TASK DETAILS: Find every line containing the word "title" and report the count, nothing more.
☆ ☆ ☆
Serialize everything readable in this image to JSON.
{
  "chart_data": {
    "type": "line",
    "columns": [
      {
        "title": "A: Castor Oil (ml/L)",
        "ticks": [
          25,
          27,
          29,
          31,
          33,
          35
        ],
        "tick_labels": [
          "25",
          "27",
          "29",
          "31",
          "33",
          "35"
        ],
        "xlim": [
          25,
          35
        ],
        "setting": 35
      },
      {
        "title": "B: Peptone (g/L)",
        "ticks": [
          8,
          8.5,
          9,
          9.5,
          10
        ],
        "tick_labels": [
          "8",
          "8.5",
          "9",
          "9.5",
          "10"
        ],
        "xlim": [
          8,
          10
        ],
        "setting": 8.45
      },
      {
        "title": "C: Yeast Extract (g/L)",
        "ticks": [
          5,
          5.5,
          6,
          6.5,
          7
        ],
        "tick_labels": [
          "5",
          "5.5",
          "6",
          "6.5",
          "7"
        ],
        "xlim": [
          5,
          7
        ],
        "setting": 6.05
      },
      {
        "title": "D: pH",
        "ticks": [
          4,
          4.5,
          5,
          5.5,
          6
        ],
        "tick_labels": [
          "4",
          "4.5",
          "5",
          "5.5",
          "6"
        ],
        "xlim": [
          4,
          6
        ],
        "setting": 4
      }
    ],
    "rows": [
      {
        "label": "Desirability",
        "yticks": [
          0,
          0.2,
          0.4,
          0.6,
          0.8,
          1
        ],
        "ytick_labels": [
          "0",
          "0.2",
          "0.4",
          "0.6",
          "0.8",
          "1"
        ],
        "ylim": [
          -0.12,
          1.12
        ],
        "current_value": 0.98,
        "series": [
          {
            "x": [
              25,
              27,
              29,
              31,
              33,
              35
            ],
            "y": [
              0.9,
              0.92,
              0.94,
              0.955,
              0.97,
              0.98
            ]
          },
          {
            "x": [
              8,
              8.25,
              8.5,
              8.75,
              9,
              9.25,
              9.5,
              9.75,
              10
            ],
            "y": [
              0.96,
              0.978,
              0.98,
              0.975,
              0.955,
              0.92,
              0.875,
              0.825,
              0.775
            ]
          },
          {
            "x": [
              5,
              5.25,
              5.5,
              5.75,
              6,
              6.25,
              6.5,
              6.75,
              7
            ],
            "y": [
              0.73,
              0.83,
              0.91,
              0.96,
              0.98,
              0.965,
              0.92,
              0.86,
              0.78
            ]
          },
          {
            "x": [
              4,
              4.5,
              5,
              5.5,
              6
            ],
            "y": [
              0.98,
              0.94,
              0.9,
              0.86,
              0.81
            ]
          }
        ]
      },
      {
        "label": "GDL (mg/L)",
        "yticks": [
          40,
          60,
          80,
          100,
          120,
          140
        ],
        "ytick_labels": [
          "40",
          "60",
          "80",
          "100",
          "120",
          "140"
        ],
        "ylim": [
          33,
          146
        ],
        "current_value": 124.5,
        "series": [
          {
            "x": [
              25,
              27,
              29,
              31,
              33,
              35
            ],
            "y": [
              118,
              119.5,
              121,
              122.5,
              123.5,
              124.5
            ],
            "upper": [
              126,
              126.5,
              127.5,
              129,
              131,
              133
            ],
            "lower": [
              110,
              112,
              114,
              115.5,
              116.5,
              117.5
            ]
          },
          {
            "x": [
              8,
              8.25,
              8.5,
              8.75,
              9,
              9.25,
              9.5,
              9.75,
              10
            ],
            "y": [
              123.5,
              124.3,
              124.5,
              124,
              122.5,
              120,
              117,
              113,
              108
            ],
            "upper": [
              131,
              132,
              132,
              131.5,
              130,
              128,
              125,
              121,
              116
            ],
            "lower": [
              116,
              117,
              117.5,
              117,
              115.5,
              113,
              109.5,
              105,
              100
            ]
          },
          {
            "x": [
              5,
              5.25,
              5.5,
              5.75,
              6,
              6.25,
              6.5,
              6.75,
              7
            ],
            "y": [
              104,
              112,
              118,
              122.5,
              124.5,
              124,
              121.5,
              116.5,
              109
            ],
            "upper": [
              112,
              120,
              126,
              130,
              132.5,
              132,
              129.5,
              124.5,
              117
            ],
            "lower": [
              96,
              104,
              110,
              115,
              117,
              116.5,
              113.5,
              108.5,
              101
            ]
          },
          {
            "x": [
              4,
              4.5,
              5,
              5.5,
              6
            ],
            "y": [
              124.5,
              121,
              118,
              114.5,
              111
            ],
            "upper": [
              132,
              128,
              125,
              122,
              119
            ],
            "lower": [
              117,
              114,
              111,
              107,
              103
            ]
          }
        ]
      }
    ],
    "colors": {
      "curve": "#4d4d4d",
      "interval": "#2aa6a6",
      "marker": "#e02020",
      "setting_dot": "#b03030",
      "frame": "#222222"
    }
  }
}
☆ ☆ ☆
EXERCISE OUTPUT: 4